• [Short problem]:
Of all the lines in the material, how many include the word "東北広販株式会社"? Reply with the number alone.

# Start of Supplied information

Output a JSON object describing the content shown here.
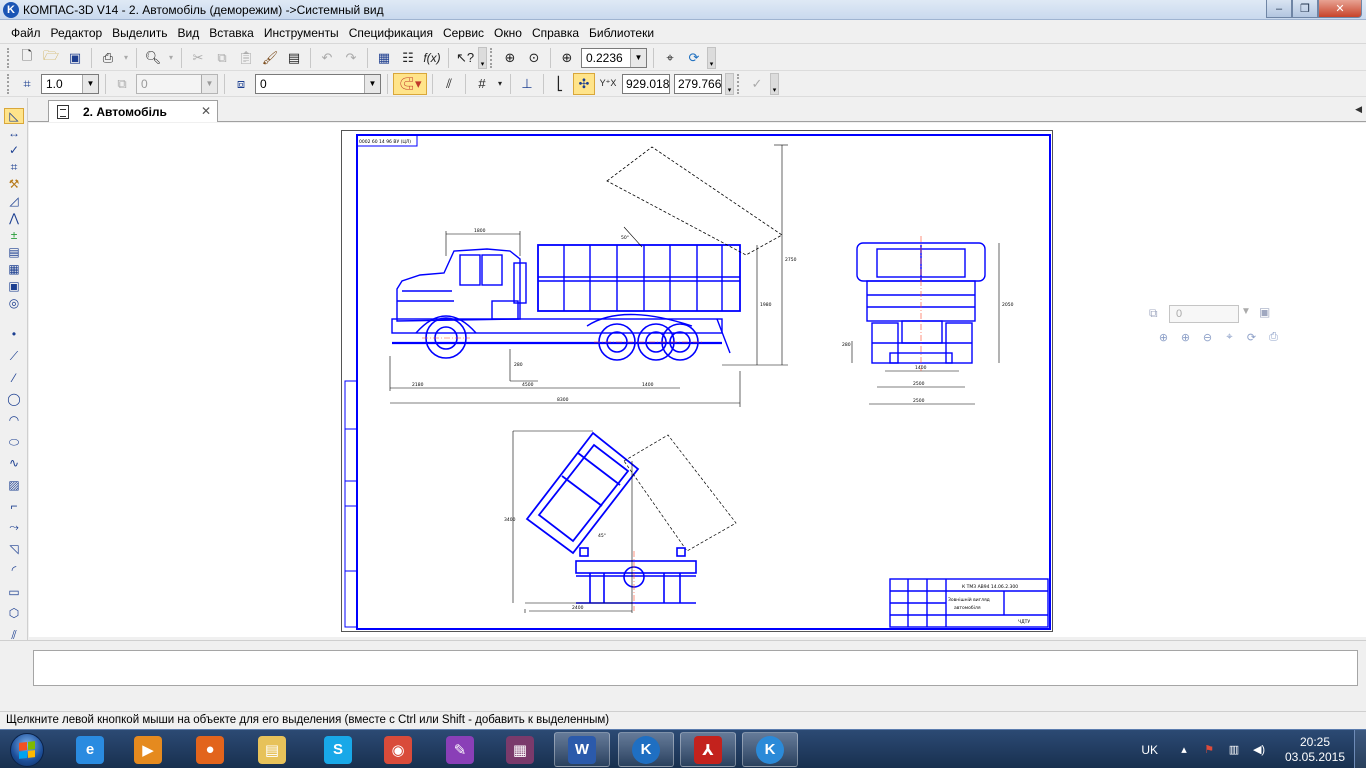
{
  "window": {
    "title": "КОМПАС-3D V14 - 2. Автомобіль (деморежим) ->Системный вид",
    "app_icon_label": "K",
    "minimize": "‒",
    "maximize": "❐",
    "close": "✕"
  },
  "menu": [
    "Файл",
    "Редактор",
    "Выделить",
    "Вид",
    "Вставка",
    "Инструменты",
    "Спецификация",
    "Сервис",
    "Окно",
    "Справка",
    "Библиотеки"
  ],
  "toolbar1": {
    "zoom_value": "0.2236"
  },
  "toolbar2": {
    "line_scale": "1.0",
    "layer_disabled": "0",
    "style_value": "0",
    "coord_x": "929.018",
    "coord_y": "279.766"
  },
  "document_tab": {
    "label": "2. Автомобіль",
    "close": "✕"
  },
  "float_panel": {
    "combo_value": "0"
  },
  "drawing": {
    "stamp_line1": "К ТМЗ  АВ94 14.06.2.300",
    "stamp_line2": "Зовнішній вигляд",
    "stamp_line3": "автомобіля",
    "stamp_org": "ЧДТУ",
    "corner_code": "0002 60 14 96 ВУ (ЦЛ)",
    "dims": {
      "d1": "1800",
      "d2": "2180",
      "d3": "1980",
      "d4": "2150",
      "d5": "4500",
      "d6": "1400",
      "d7": "8300",
      "d8": "2750",
      "d9": "1400",
      "d10": "2500",
      "d11": "2500",
      "d12": "2050",
      "d13": "280",
      "d14": "2400",
      "d15": "3400",
      "a1": "50°",
      "a2": "45°"
    }
  },
  "status_text": "Щелкните левой кнопкой мыши на объекте для его выделения (вместе с Ctrl или Shift - добавить к выделенным)",
  "taskbar": {
    "lang": "UK",
    "time": "20:25",
    "date": "03.05.2015",
    "apps": [
      {
        "name": "internet-explorer",
        "glyph": "e",
        "color": "#2a8be0"
      },
      {
        "name": "media-player",
        "glyph": "▶",
        "color": "#e58a1f"
      },
      {
        "name": "firefox",
        "glyph": "●",
        "color": "#e2641c"
      },
      {
        "name": "file-explorer",
        "glyph": "▤",
        "color": "#e7c25a"
      },
      {
        "name": "skype",
        "glyph": "S",
        "color": "#18a8e8"
      },
      {
        "name": "chrome",
        "glyph": "◉",
        "color": "#d94b3a"
      },
      {
        "name": "onenote",
        "glyph": "✎",
        "color": "#8a3fb7"
      },
      {
        "name": "winrar",
        "glyph": "▦",
        "color": "#7a3a6b"
      },
      {
        "name": "word",
        "glyph": "W",
        "color": "#2b5aab"
      },
      {
        "name": "kompas-1",
        "glyph": "K",
        "color": "#1f6fc2"
      },
      {
        "name": "acrobat",
        "glyph": "⅄",
        "color": "#c3221d"
      },
      {
        "name": "kompas-2",
        "glyph": "K",
        "color": "#2b8ad8"
      }
    ]
  },
  "colors": {
    "drawing_blue": "#0000ff",
    "taskbar_top": "#2c4a74"
  }
}
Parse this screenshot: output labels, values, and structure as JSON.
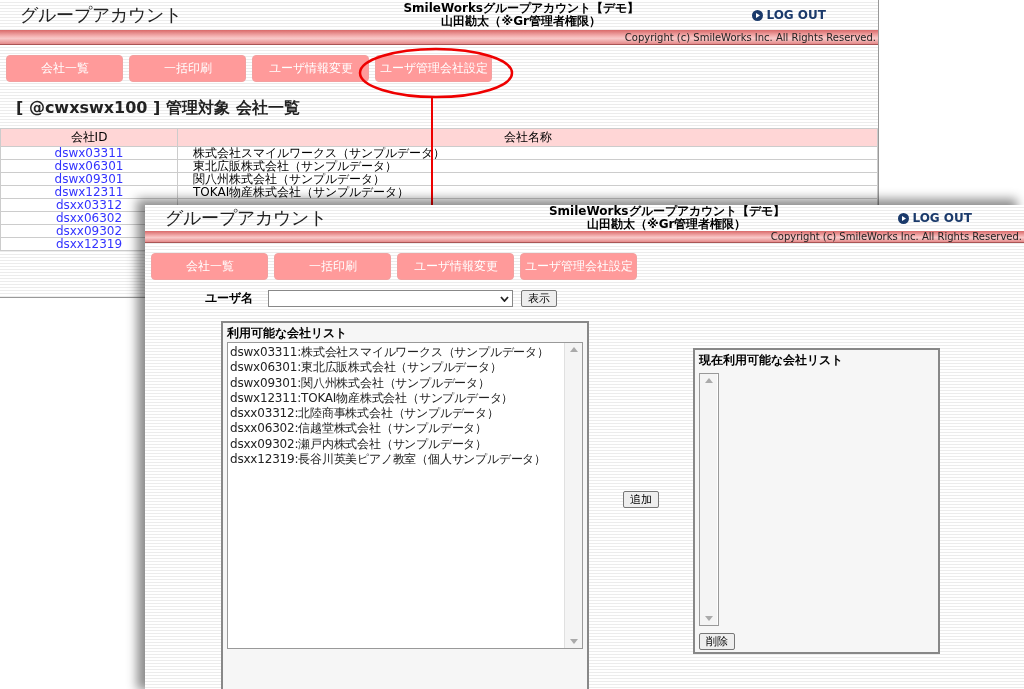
{
  "back_window": {
    "title": "グループアカウント",
    "app_name": "SmileWorksグループアカウント【デモ】",
    "user": "山田勘太（※Gr管理者権限）",
    "logout": "LOG OUT",
    "copyright": "Copyright (c) SmileWorks Inc. All Rights Reserved.",
    "nav": [
      "会社一覧",
      "一括印刷",
      "ユーザ情報変更",
      "ユーザ管理会社設定"
    ],
    "heading": "[ @cwxswx100 ] 管理対象 会社一覧",
    "table": {
      "columns": [
        "会社ID",
        "会社名称"
      ],
      "rows": [
        {
          "id": "dswx03311",
          "name": "株式会社スマイルワークス（サンプルデータ）"
        },
        {
          "id": "dswx06301",
          "name": "東北広販株式会社（サンプルデータ）"
        },
        {
          "id": "dswx09301",
          "name": "関八州株式会社（サンプルデータ）"
        },
        {
          "id": "dswx12311",
          "name": "TOKAI物産株式会社（サンプルデータ）"
        },
        {
          "id": "dsxx03312"
        },
        {
          "id": "dsxx06302"
        },
        {
          "id": "dsxx09302"
        },
        {
          "id": "dsxx12319"
        }
      ]
    }
  },
  "front_window": {
    "title": "グループアカウント",
    "app_name": "SmileWorksグループアカウント【デモ】",
    "user": "山田勘太（※Gr管理者権限）",
    "logout": "LOG OUT",
    "copyright": "Copyright (c) SmileWorks Inc. All Rights Reserved.",
    "nav": [
      "会社一覧",
      "一括印刷",
      "ユーザ情報変更",
      "ユーザ管理会社設定"
    ],
    "user_field": {
      "label": "ユーザ名"
    },
    "show_button": "表示",
    "available": {
      "title": "利用可能な会社リスト",
      "items": [
        "dswx03311:株式会社スマイルワークス（サンプルデータ）",
        "dswx06301:東北広販株式会社（サンプルデータ）",
        "dswx09301:関八州株式会社（サンプルデータ）",
        "dswx12311:TOKAI物産株式会社（サンプルデータ）",
        "dsxx03312:北陸商事株式会社（サンプルデータ）",
        "dsxx06302:信越堂株式会社（サンプルデータ）",
        "dsxx09302:瀬戸内株式会社（サンプルデータ）",
        "dsxx12319:長谷川英美ピアノ教室（個人サンプルデータ）"
      ]
    },
    "add_button": "追加",
    "current": {
      "title": "現在利用可能な会社リスト"
    },
    "remove_button": "削除"
  }
}
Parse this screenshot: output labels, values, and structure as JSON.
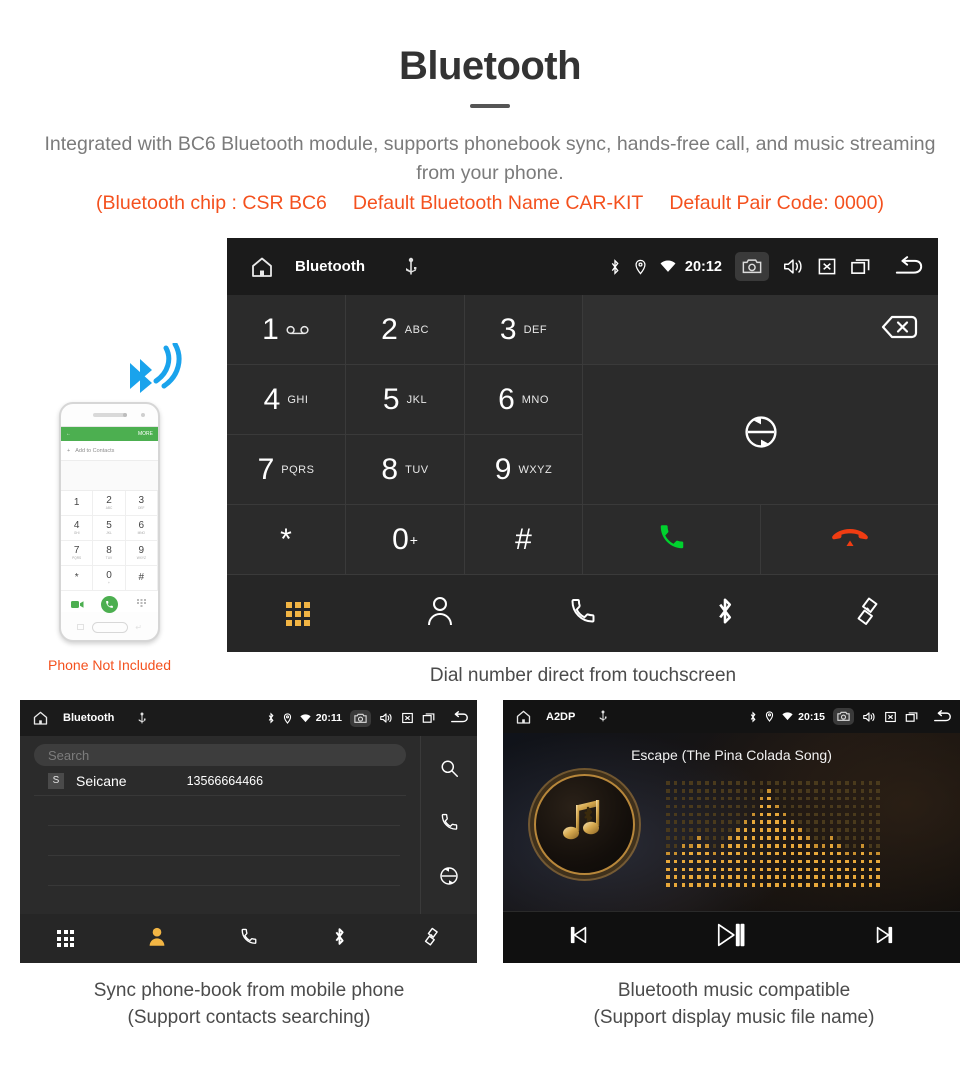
{
  "header": {
    "title": "Bluetooth",
    "subtitle": "Integrated with BC6 Bluetooth module, supports phonebook sync, hands-free call, and music streaming from your phone.",
    "spec_chip": "(Bluetooth chip : CSR BC6",
    "spec_name": "Default Bluetooth Name CAR-KIT",
    "spec_code": "Default Pair Code: 0000)",
    "accent_color": "#f4511e",
    "text_color": "#7b7b7b"
  },
  "dialer": {
    "statusbar": {
      "title": "Bluetooth",
      "time": "20:12",
      "icons_left": [
        "home-icon",
        "usb-icon"
      ],
      "icons_right": [
        "bluetooth-icon",
        "location-icon",
        "wifi-icon",
        "camera-icon",
        "volume-icon",
        "close-icon",
        "recents-icon",
        "back-icon"
      ]
    },
    "keys": [
      {
        "digit": "1",
        "sub": "∞",
        "sub_kind": "voicemail"
      },
      {
        "digit": "2",
        "sub": "ABC"
      },
      {
        "digit": "3",
        "sub": "DEF"
      },
      {
        "digit": "4",
        "sub": "GHI"
      },
      {
        "digit": "5",
        "sub": "JKL"
      },
      {
        "digit": "6",
        "sub": "MNO"
      },
      {
        "digit": "7",
        "sub": "PQRS"
      },
      {
        "digit": "8",
        "sub": "TUV"
      },
      {
        "digit": "9",
        "sub": "WXYZ"
      },
      {
        "digit": "*",
        "sub": ""
      },
      {
        "digit": "0",
        "sub": "+",
        "sub_kind": "sup"
      },
      {
        "digit": "#",
        "sub": ""
      }
    ],
    "number_display": "",
    "actions": {
      "backspace": "backspace-icon",
      "sync": "sync-icon",
      "call": "call-icon",
      "hangup": "hangup-icon",
      "call_color": "#00d12e",
      "hangup_color": "#f03c12"
    },
    "nav": [
      {
        "name": "keypad",
        "icon": "keypad-icon",
        "active": true
      },
      {
        "name": "contacts",
        "icon": "contact-icon",
        "active": false
      },
      {
        "name": "call-log",
        "icon": "phone-icon",
        "active": false
      },
      {
        "name": "bluetooth",
        "icon": "bluetooth-icon",
        "active": false
      },
      {
        "name": "link",
        "icon": "link-icon",
        "active": false
      }
    ],
    "active_color": "#f2b544"
  },
  "phonebook": {
    "statusbar": {
      "title": "Bluetooth",
      "time": "20:11"
    },
    "search_placeholder": "Search",
    "contacts": [
      {
        "initial": "S",
        "name": "Seicane",
        "number": "13566664466"
      }
    ],
    "side_actions": [
      "search-icon",
      "call-icon",
      "sync-icon"
    ],
    "nav": [
      {
        "name": "keypad",
        "icon": "keypad-icon",
        "active": false
      },
      {
        "name": "contacts",
        "icon": "contact-icon",
        "active": true
      },
      {
        "name": "call-log",
        "icon": "phone-icon",
        "active": false
      },
      {
        "name": "bluetooth",
        "icon": "bluetooth-icon",
        "active": false
      },
      {
        "name": "link",
        "icon": "link-icon",
        "active": false
      }
    ]
  },
  "music": {
    "statusbar": {
      "title": "A2DP",
      "time": "20:15"
    },
    "song_title": "Escape (The Pina Colada Song)",
    "album_icon": "music-note-bluetooth-icon",
    "controls": [
      {
        "name": "previous",
        "icon": "previous-icon"
      },
      {
        "name": "play-pause",
        "icon": "play-pause-icon"
      },
      {
        "name": "next",
        "icon": "next-icon"
      }
    ],
    "accent_color": "#e8a83a"
  },
  "phone_mock": {
    "more_label": "MORE",
    "add_contact_label": "Add to Contacts",
    "keys": [
      {
        "digit": "1",
        "sub": ""
      },
      {
        "digit": "2",
        "sub": "ABC"
      },
      {
        "digit": "3",
        "sub": "DEF"
      },
      {
        "digit": "4",
        "sub": "GHI"
      },
      {
        "digit": "5",
        "sub": "JKL"
      },
      {
        "digit": "6",
        "sub": "MNO"
      },
      {
        "digit": "7",
        "sub": "PQRS"
      },
      {
        "digit": "8",
        "sub": "TUV"
      },
      {
        "digit": "9",
        "sub": "WXYZ"
      },
      {
        "digit": "*",
        "sub": ""
      },
      {
        "digit": "0",
        "sub": "+"
      },
      {
        "digit": "#",
        "sub": ""
      }
    ],
    "note": "Phone Not Included"
  },
  "captions": {
    "dialer": "Dial number direct from touchscreen",
    "phonebook_line1": "Sync phone-book from mobile phone",
    "phonebook_line2": "(Support contacts searching)",
    "music_line1": "Bluetooth music compatible",
    "music_line2": "(Support display music file name)"
  }
}
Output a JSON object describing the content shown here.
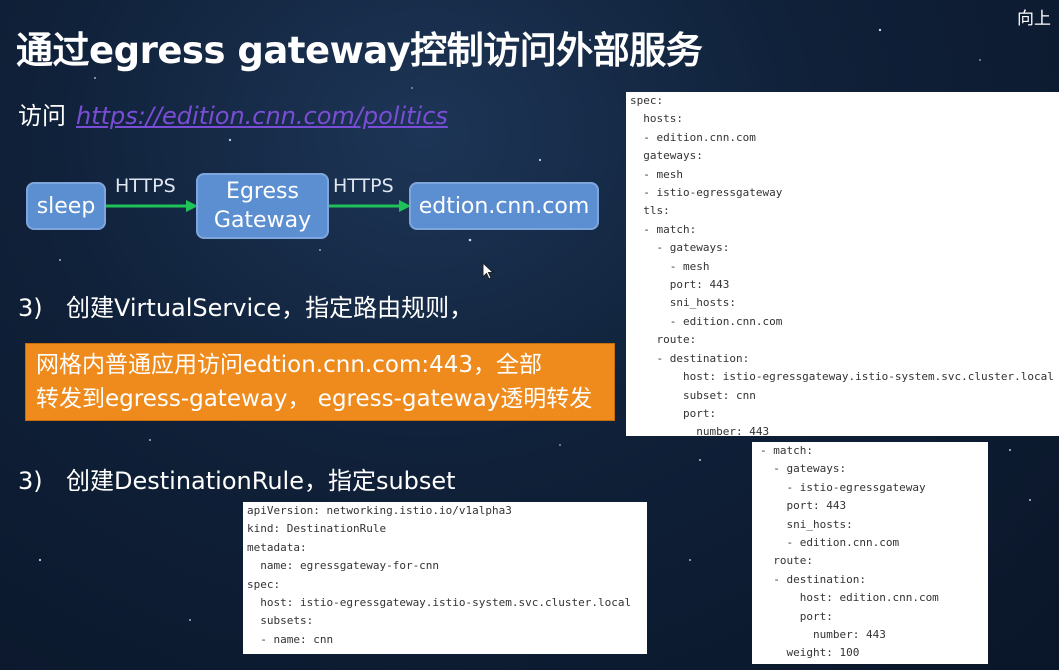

# End of Supplied information

• [Task output]:
2